▸ **Raw data**
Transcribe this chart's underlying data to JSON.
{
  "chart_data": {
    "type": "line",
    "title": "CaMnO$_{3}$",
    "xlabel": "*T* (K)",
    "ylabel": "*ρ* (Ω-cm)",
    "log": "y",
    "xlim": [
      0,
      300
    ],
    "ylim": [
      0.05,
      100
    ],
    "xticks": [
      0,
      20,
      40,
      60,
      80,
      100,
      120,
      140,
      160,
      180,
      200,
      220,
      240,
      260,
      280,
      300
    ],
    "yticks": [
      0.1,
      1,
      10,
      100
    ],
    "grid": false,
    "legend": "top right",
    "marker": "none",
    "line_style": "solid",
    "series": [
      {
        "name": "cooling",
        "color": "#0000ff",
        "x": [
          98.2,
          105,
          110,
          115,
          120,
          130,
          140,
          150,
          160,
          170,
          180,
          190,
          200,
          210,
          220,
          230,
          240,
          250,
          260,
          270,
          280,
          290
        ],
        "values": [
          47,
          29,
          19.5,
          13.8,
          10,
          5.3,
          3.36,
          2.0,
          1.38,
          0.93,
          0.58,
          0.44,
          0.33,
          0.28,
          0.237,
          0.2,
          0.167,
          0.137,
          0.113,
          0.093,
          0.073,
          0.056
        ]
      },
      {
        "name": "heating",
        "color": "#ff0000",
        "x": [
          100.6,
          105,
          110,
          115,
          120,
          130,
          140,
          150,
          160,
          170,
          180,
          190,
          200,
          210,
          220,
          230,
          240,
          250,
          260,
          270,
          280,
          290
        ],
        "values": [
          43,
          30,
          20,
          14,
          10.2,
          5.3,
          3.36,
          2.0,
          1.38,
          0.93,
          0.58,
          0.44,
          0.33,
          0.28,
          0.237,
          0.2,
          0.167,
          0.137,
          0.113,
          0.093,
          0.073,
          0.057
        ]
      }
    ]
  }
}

▸ **Problem description**
Reproduce every record, matching each line exactly.

▸ **Correct result**
Transcribe this chart's underlying data to JSON.
{
  "chart_data": {
    "type": "line",
    "title": "CaMnO$_{3}$",
    "xlabel": "*T* (K)",
    "ylabel": "*ρ* (Ω-cm)",
    "log": "y",
    "xlim": [
      0,
      300
    ],
    "ylim": [
      0.05,
      100
    ],
    "xticks": [
      0,
      20,
      40,
      60,
      80,
      100,
      120,
      140,
      160,
      180,
      200,
      220,
      240,
      260,
      280,
      300
    ],
    "yticks": [
      0.1,
      1,
      10,
      100
    ],
    "grid": false,
    "legend": "top right",
    "marker": "none",
    "line_style": "solid",
    "series": [
      {
        "name": "cooling",
        "color": "#0000ff",
        "x": [
          98.2,
          105,
          110,
          115,
          120,
          130,
          140,
          150,
          160,
          170,
          180,
          190,
          200,
          210,
          220,
          230,
          240,
          250,
          260,
          270,
          280,
          290
        ],
        "values": [
          47,
          29,
          19.5,
          13.8,
          10,
          5.3,
          3.36,
          2.0,
          1.38,
          0.93,
          0.58,
          0.44,
          0.33,
          0.28,
          0.237,
          0.2,
          0.167,
          0.137,
          0.113,
          0.093,
          0.073,
          0.056
        ]
      },
      {
        "name": "heating",
        "color": "#ff0000",
        "x": [
          100.6,
          105,
          110,
          115,
          120,
          130,
          140,
          150,
          160,
          170,
          180,
          190,
          200,
          210,
          220,
          230,
          240,
          250,
          260,
          270,
          280,
          290
        ],
        "values": [
          43,
          30,
          20,
          14,
          10.2,
          5.3,
          3.36,
          2.0,
          1.38,
          0.93,
          0.58,
          0.44,
          0.33,
          0.28,
          0.237,
          0.2,
          0.167,
          0.137,
          0.113,
          0.093,
          0.073,
          0.057
        ]
      }
    ]
  }
}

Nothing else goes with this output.